■ Task brief ■
Convert the lines of the material from the line with "category-label: Hive App (120, 232, 201, 255)" up to and including the line with "category-label: Hive Client (104, 373, 201, 396)" into a Markdown table with the columns Row and Material line, numbering each row and leaving out blank lines.

■ Data shown ■
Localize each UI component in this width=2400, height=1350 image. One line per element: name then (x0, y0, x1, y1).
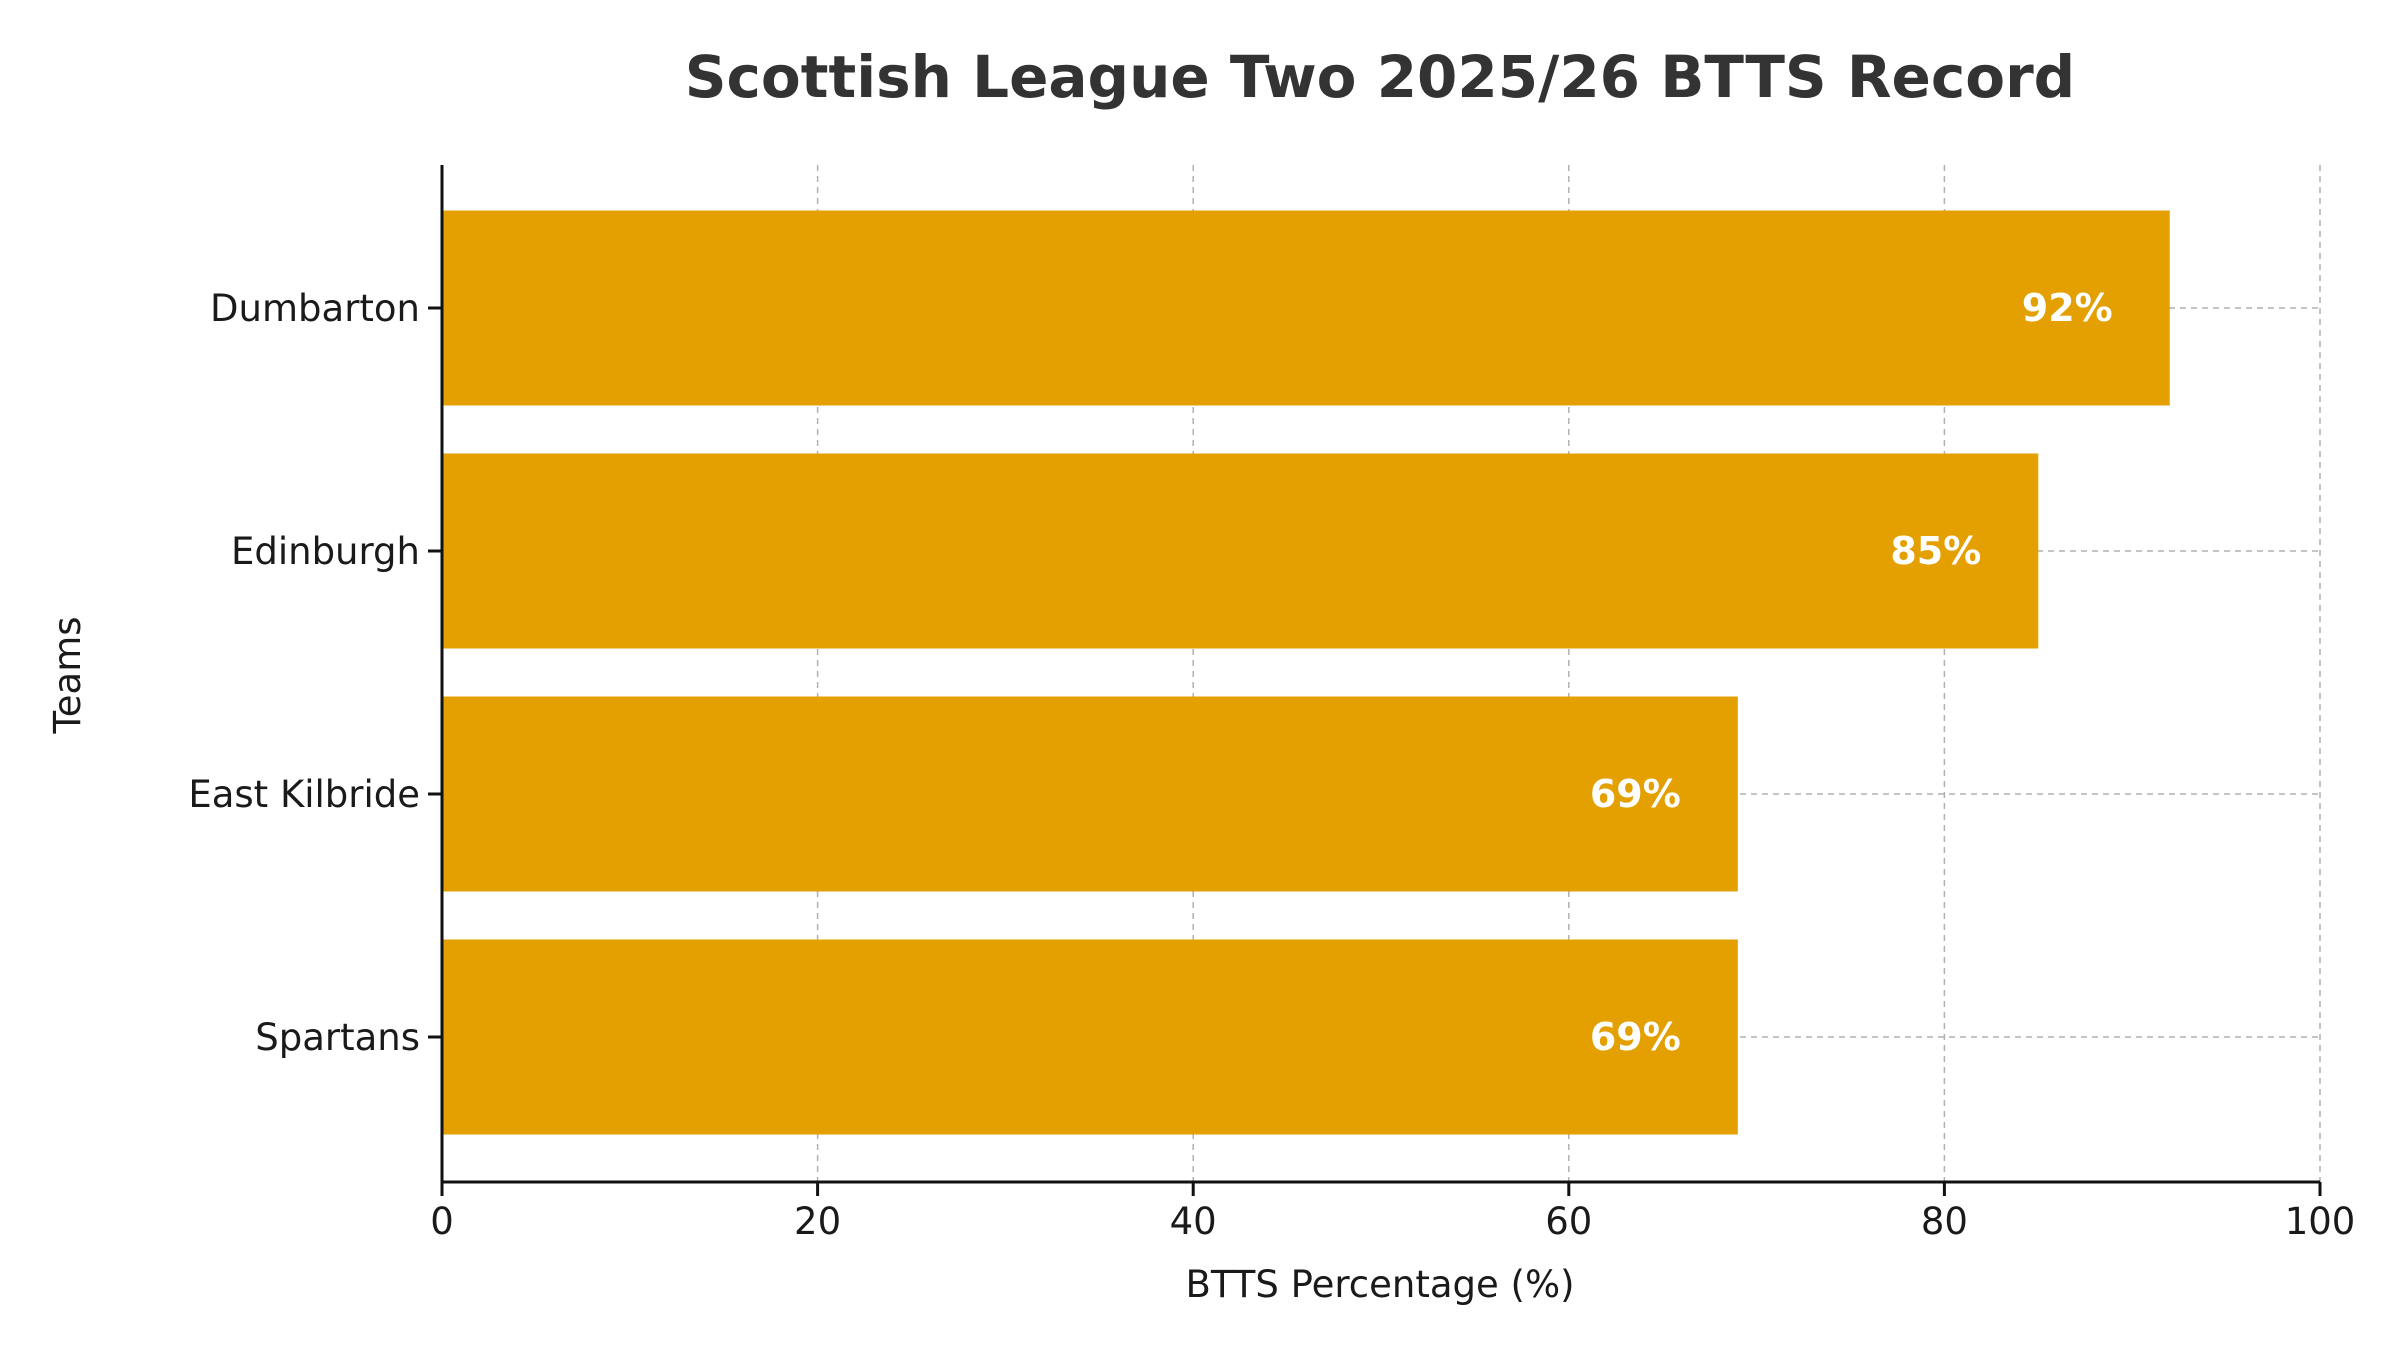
x-tick-label: 80 (1921, 1200, 1968, 1243)
x-axis-label: BTTS Percentage (%) (1185, 1263, 1574, 1306)
bar (442, 939, 1738, 1135)
x-tick-label: 60 (1545, 1200, 1592, 1243)
y-tick-label: Dumbarton (210, 287, 420, 330)
x-tick-label: 100 (2285, 1200, 2356, 1243)
y-tick-label: Spartans (255, 1016, 420, 1059)
y-axis-label: Teams (46, 616, 89, 734)
bar-value-label: 92% (2022, 286, 2113, 330)
y-axis: Dumbarton Edinburgh East Kilbride Spartans (188, 165, 444, 1182)
x-tick-label: 20 (794, 1200, 841, 1243)
bar (442, 453, 2039, 649)
x-tick-label: 40 (1170, 1200, 1217, 1243)
bars (442, 210, 2170, 1135)
data-labels: 92% 85% 69% 69% (1590, 286, 2113, 1059)
x-tick-label: 0 (430, 1200, 454, 1243)
chart-title: Scottish League Two 2025/26 BTTS Record (685, 43, 2075, 111)
y-tick-label: East Kilbride (188, 773, 420, 816)
y-tick-label: Edinburgh (231, 530, 420, 573)
bar-value-label: 69% (1590, 772, 1681, 816)
bar-value-label: 85% (1890, 529, 1981, 573)
x-axis: 0 20 40 60 80 100 (430, 1180, 2356, 1243)
bar-value-label: 69% (1590, 1015, 1681, 1059)
bar (442, 696, 1738, 892)
bar (442, 210, 2170, 406)
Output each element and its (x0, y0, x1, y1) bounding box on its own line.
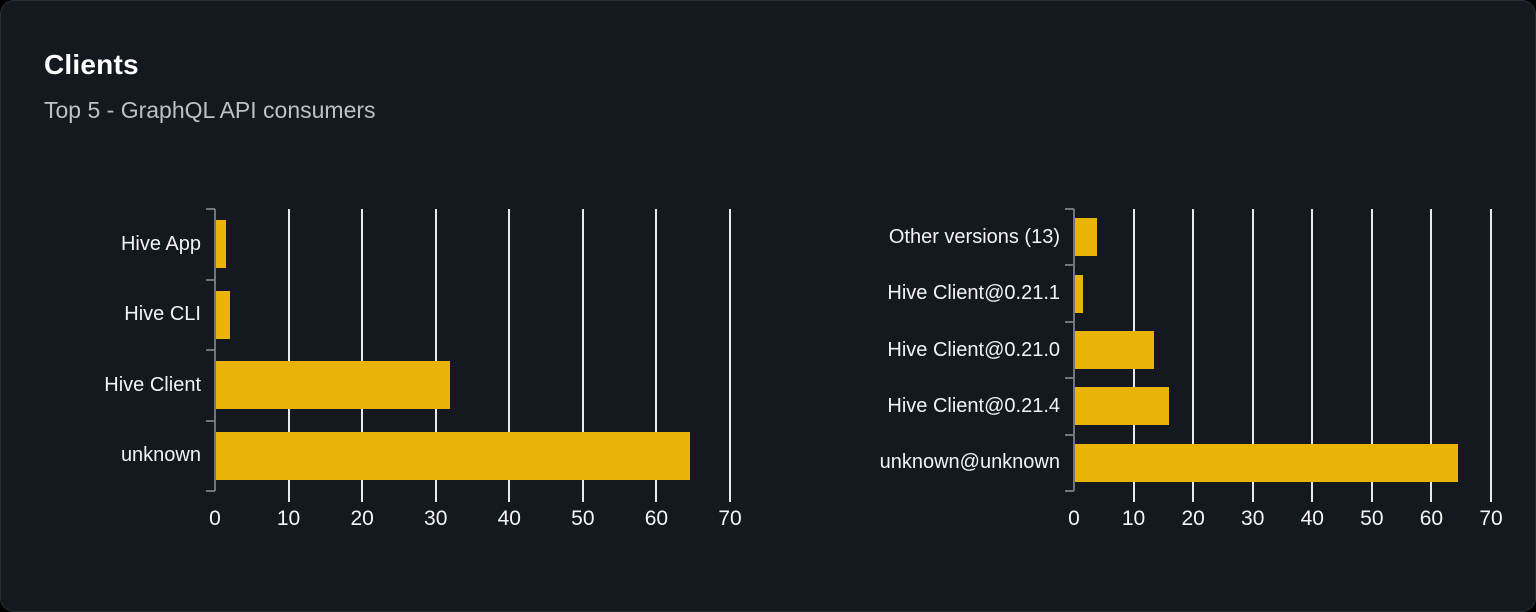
category-label: Hive App (120, 232, 201, 255)
chart-row (215, 280, 730, 351)
category-label: Hive Client@0.21.1 (887, 282, 1060, 305)
x-tick-label: 30 (1241, 507, 1265, 530)
category-label: Hive Client (104, 373, 201, 396)
bar-unknown-unknown[interactable] (1074, 443, 1459, 482)
gridline (1251, 209, 1254, 502)
chart-row (1074, 435, 1491, 491)
category-label: Hive Client@0.21.4 (887, 394, 1060, 417)
y-axis-tick (1065, 490, 1074, 492)
gridline (287, 209, 290, 502)
chart-row (215, 421, 730, 492)
bar-chart-clients-by-version: Other versions (13) Hive Client@0.21.1 Hiv… (821, 208, 1503, 530)
y-axis-tick (206, 208, 215, 210)
gridline (729, 209, 731, 502)
gridline (1490, 209, 1492, 502)
x-tick-label: 70 (1479, 507, 1503, 530)
chart-row (215, 350, 730, 421)
x-tick-label: 10 (276, 507, 301, 530)
card-subtitle: Top 5 - GraphQL API consumers (44, 97, 376, 123)
x-tick-label: 70 (718, 507, 742, 530)
gridline (434, 209, 437, 502)
card-title: Clients (44, 49, 139, 80)
x-tick-label: 60 (1419, 507, 1444, 530)
category-label: Other versions (13) (888, 225, 1060, 248)
chart-row (1074, 322, 1491, 378)
x-tick-label: 20 (350, 507, 374, 530)
y-axis-tick (206, 490, 215, 492)
gridline (361, 209, 364, 502)
y-axis-tick (206, 349, 215, 351)
category-label: Hive CLI (124, 303, 201, 326)
x-tick-label: 60 (644, 507, 669, 530)
chart-row (215, 209, 730, 280)
plot-area: 0 10 20 30 40 50 60 70 (206, 208, 742, 530)
x-tick-label: 10 (1121, 507, 1146, 530)
y-axis-tick (1065, 433, 1074, 436)
gridline (655, 209, 658, 502)
x-tick-label: 20 (1181, 507, 1205, 530)
bar-hive-cli[interactable] (215, 290, 230, 339)
bar-hive-client-0-21-0[interactable] (1074, 331, 1155, 370)
category-label: unknown (120, 444, 201, 467)
gridline (581, 209, 584, 502)
bar-hive-client[interactable] (215, 361, 451, 410)
chart-row (1074, 378, 1491, 434)
x-tick-label: 50 (571, 507, 595, 530)
x-tick-label: 30 (424, 507, 448, 530)
bar-hive-client-0-21-4[interactable] (1074, 387, 1170, 426)
gridline (1370, 209, 1373, 502)
y-axis-tick (1065, 320, 1074, 323)
x-tick-label: 40 (1300, 507, 1324, 530)
gridline (1311, 209, 1314, 502)
gridline (1430, 209, 1433, 502)
bar-hive-app[interactable] (215, 220, 227, 269)
bar-rows (215, 209, 730, 491)
bar-other-versions-13-[interactable] (1074, 218, 1097, 257)
y-axis (1073, 209, 1075, 491)
x-tick-label: 0 (209, 507, 221, 530)
plot-area: 0 10 20 30 40 50 60 70 (1065, 208, 1503, 530)
x-tick-label: 0 (1068, 507, 1080, 530)
chart-row (1074, 265, 1491, 321)
y-axis-tick (1065, 208, 1074, 210)
gridline (508, 209, 511, 502)
bar-rows (1074, 209, 1491, 491)
bar-hive-client-0-21-1[interactable] (1074, 274, 1083, 313)
category-labels: Hive App Hive CLI Hive Client unknown (1, 209, 215, 491)
y-axis-tick (206, 278, 215, 281)
category-labels: Other versions (13) Hive Client@0.21.1 Hiv… (821, 209, 1074, 491)
y-axis (214, 209, 216, 491)
chart-row (1074, 209, 1491, 265)
bar-chart-clients-by-name: Hive App Hive CLI Hive Client unknown 0 10 20… (1, 208, 742, 530)
category-label: unknown@unknown (879, 451, 1060, 474)
bar-unknown[interactable] (215, 431, 690, 480)
y-axis-tick (1065, 264, 1074, 267)
category-label: Hive Client@0.21.0 (887, 338, 1060, 361)
gridline (1192, 209, 1195, 502)
x-tick-label: 50 (1360, 507, 1384, 530)
x-tick-label: 40 (497, 507, 521, 530)
y-axis-tick (1065, 377, 1074, 380)
y-axis-tick (206, 419, 215, 422)
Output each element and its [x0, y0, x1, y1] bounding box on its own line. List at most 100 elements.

■ Result below ■
| Row | Material line |
|---|---|
| 1 | category-label: Hive App (120, 232, 201, 255) |
| 2 | chart-row (215, 280, 730, 351) |
| 3 | category-label: Hive Client@0.21.1 (887, 282, 1060, 305) |
| 4 | x-tick-label: 30 (1241, 507, 1265, 530) |
| 5 | category-label: Hive Client (104, 373, 201, 396) |